### Stated task
Restate every line of the material, word for word.

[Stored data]
——————————

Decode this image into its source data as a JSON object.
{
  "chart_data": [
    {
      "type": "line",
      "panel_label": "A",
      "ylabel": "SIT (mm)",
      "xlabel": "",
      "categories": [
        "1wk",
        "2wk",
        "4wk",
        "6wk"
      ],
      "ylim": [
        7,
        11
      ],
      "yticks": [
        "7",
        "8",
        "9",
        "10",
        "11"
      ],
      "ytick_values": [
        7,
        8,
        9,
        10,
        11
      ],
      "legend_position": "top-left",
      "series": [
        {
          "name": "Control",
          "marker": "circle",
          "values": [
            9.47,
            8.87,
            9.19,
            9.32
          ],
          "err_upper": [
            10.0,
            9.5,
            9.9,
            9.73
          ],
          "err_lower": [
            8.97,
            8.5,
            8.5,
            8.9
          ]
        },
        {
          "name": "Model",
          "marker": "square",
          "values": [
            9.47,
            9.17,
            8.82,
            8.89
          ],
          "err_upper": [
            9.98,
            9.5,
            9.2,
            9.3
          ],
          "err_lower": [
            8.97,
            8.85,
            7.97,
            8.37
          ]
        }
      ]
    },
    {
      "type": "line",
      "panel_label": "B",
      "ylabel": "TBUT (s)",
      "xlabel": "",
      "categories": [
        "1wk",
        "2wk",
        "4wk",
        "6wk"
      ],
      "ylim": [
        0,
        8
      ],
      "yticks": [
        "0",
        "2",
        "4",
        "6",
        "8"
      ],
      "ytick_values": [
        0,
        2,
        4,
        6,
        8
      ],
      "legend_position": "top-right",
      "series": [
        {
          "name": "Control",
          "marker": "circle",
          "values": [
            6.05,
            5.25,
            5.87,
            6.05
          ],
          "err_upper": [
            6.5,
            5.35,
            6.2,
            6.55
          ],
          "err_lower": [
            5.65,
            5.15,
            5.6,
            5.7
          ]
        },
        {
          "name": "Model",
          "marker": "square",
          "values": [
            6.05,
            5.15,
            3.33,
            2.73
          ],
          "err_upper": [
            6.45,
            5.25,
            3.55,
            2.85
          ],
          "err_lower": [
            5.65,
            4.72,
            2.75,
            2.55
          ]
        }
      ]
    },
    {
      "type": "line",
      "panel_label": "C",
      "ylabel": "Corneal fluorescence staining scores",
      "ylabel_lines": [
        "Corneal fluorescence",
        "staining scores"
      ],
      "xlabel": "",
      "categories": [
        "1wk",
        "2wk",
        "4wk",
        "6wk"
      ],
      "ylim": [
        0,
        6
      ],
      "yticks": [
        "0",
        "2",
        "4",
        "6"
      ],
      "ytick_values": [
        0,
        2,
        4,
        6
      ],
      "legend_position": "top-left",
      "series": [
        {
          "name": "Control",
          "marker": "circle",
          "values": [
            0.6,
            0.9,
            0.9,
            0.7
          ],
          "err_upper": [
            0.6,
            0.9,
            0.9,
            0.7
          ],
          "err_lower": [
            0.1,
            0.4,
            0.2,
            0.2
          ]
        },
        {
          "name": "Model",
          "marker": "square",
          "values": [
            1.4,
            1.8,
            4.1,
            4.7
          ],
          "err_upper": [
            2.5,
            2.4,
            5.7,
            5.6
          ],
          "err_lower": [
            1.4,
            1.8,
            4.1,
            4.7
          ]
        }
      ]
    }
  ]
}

——————————

### Exercise answer
Decode this image into its source data as a JSON object.
{
  "chart_data": [
    {
      "type": "line",
      "panel_label": "A",
      "ylabel": "SIT (mm)",
      "xlabel": "",
      "categories": [
        "1wk",
        "2wk",
        "4wk",
        "6wk"
      ],
      "ylim": [
        7,
        11
      ],
      "yticks": [
        "7",
        "8",
        "9",
        "10",
        "11"
      ],
      "ytick_values": [
        7,
        8,
        9,
        10,
        11
      ],
      "legend_position": "top-left",
      "series": [
        {
          "name": "Control",
          "marker": "circle",
          "values": [
            9.47,
            8.87,
            9.19,
            9.32
          ],
          "err_upper": [
            10.0,
            9.5,
            9.9,
            9.73
          ],
          "err_lower": [
            8.97,
            8.5,
            8.5,
            8.9
          ]
        },
        {
          "name": "Model",
          "marker": "square",
          "values": [
            9.47,
            9.17,
            8.82,
            8.89
          ],
          "err_upper": [
            9.98,
            9.5,
            9.2,
            9.3
          ],
          "err_lower": [
            8.97,
            8.85,
            7.97,
            8.37
          ]
        }
      ]
    },
    {
      "type": "line",
      "panel_label": "B",
      "ylabel": "TBUT (s)",
      "xlabel": "",
      "categories": [
        "1wk",
        "2wk",
        "4wk",
        "6wk"
      ],
      "ylim": [
        0,
        8
      ],
      "yticks": [
        "0",
        "2",
        "4",
        "6",
        "8"
      ],
      "ytick_values": [
        0,
        2,
        4,
        6,
        8
      ],
      "legend_position": "top-right",
      "series": [
        {
          "name": "Control",
          "marker": "circle",
          "values": [
            6.05,
            5.25,
            5.87,
            6.05
          ],
          "err_upper": [
            6.5,
            5.35,
            6.2,
            6.55
          ],
          "err_lower": [
            5.65,
            5.15,
            5.6,
            5.7
          ]
        },
        {
          "name": "Model",
          "marker": "square",
          "values": [
            6.05,
            5.15,
            3.33,
            2.73
          ],
          "err_upper": [
            6.45,
            5.25,
            3.55,
            2.85
          ],
          "err_lower": [
            5.65,
            4.72,
            2.75,
            2.55
          ]
        }
      ]
    },
    {
      "type": "line",
      "panel_label": "C",
      "ylabel": "Corneal fluorescence staining scores",
      "ylabel_lines": [
        "Corneal fluorescence",
        "staining scores"
      ],
      "xlabel": "",
      "categories": [
        "1wk",
        "2wk",
        "4wk",
        "6wk"
      ],
      "ylim": [
        0,
        6
      ],
      "yticks": [
        "0",
        "2",
        "4",
        "6"
      ],
      "ytick_values": [
        0,
        2,
        4,
        6
      ],
      "legend_position": "top-left",
      "series": [
        {
          "name": "Control",
          "marker": "circle",
          "values": [
            0.6,
            0.9,
            0.9,
            0.7
          ],
          "err_upper": [
            0.6,
            0.9,
            0.9,
            0.7
          ],
          "err_lower": [
            0.1,
            0.4,
            0.2,
            0.2
          ]
        },
        {
          "name": "Model",
          "marker": "square",
          "values": [
            1.4,
            1.8,
            4.1,
            4.7
          ],
          "err_upper": [
            2.5,
            2.4,
            5.7,
            5.6
          ],
          "err_lower": [
            1.4,
            1.8,
            4.1,
            4.7
          ]
        }
      ]
    }
  ]
}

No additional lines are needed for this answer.